• Passage shown:
"""

Section 11.11 Waiver of Trial by Jury. EACH PARTY HEREBY KNOWINGLY, VOLUNTARILY AND INTENTIONALLY WAIVES (TO THE EXTENT PERMITTED BY APPLICABLE LAW) ANY RIGHT IT MAY HAVE TO A TRIAL BY JURY OF ANY DISPUTE ARISING UNDER OR RELATING TO THIS AGREEMENT. THIS PROVISION SHALL SURVIVE THE CLOSING OR TERMINATION OF THIS AGREEMENT.
Section 11.12 Broker. Other than advisors in connection with the Merger, Purchaser and Seller each represent to the other that it has not dealt with any broker, finder or other party entitled to a commission or other compensation or which was instrumental or had any role in bringing about the sale of the Assets. Each of Seller and Purchaser hereby agrees to indemnify and hold the other free and harmless from any and all Claims, liabilities, losses, damages, costs or expenses as a result of a breach of the foregoing representation, including, without limitation, reasonable attorneys’ fees and disbursements. This Section 11.12 shall survive the Closing or termination of this Agreement.

"""

• Data excerpt:
"""

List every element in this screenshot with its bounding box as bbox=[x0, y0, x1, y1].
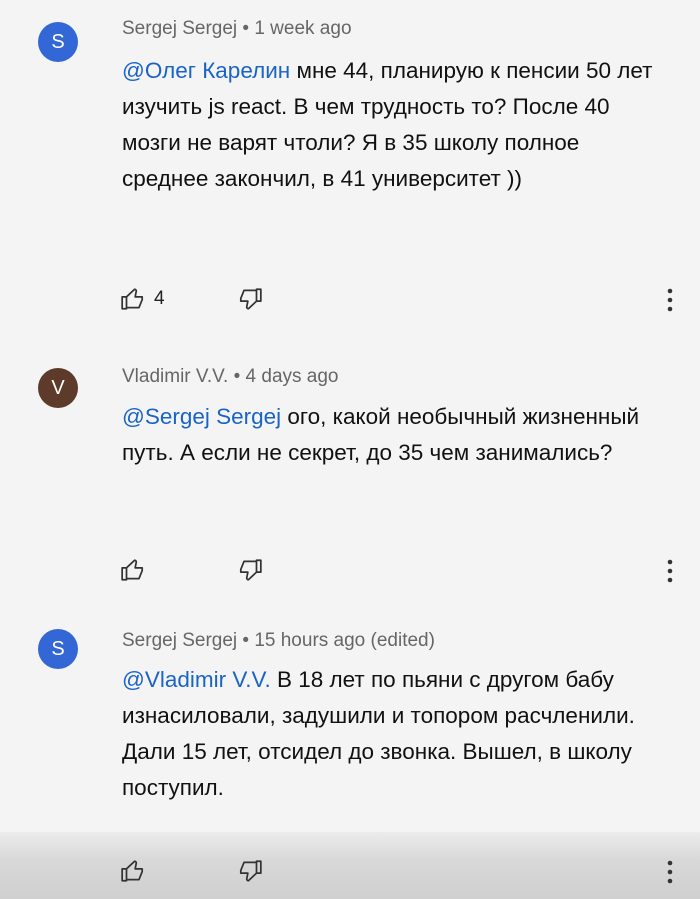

"""

• Given problem 1:
Answer from the contract excerpt:
(a) What right does each party waive in Section 11.11?
(b) Which advisors are excepted from the broker representation in Section 11.12?
(c) Which fees does Section 11.12 name as covered by the indemnity?
• Given problem 2: Recast the paragraph of the contract excerpt that begins "Section 11.12 Broker." as a short bulleted list that keeps its main facts.
Nothing in the lines is needed here.

• Task result 1:
(a) Any right it may have to a trial by jury of any dispute arising under or relating to the agreement, to the extent permitted by applicable law.
(b) Advisors in connection with the Merger.
(c) Reasonable attorneys' fees and disbursements.

• Task result 2:
- Except for advisors in connection with the Merger, Purchaser and Seller each represent that they have not dealt with any broker, finder or other party entitled to a commission or other compensation, or that had any role in bringing about the sale of the Assets.
- Each indemnifies and holds the other harmless from all Claims, liabilities, losses, damages, costs or expenses resulting from a breach of that representation, including reasonable attorneys' fees and disbursements.
- Section 11.12 survives the Closing or termination of the Agreement.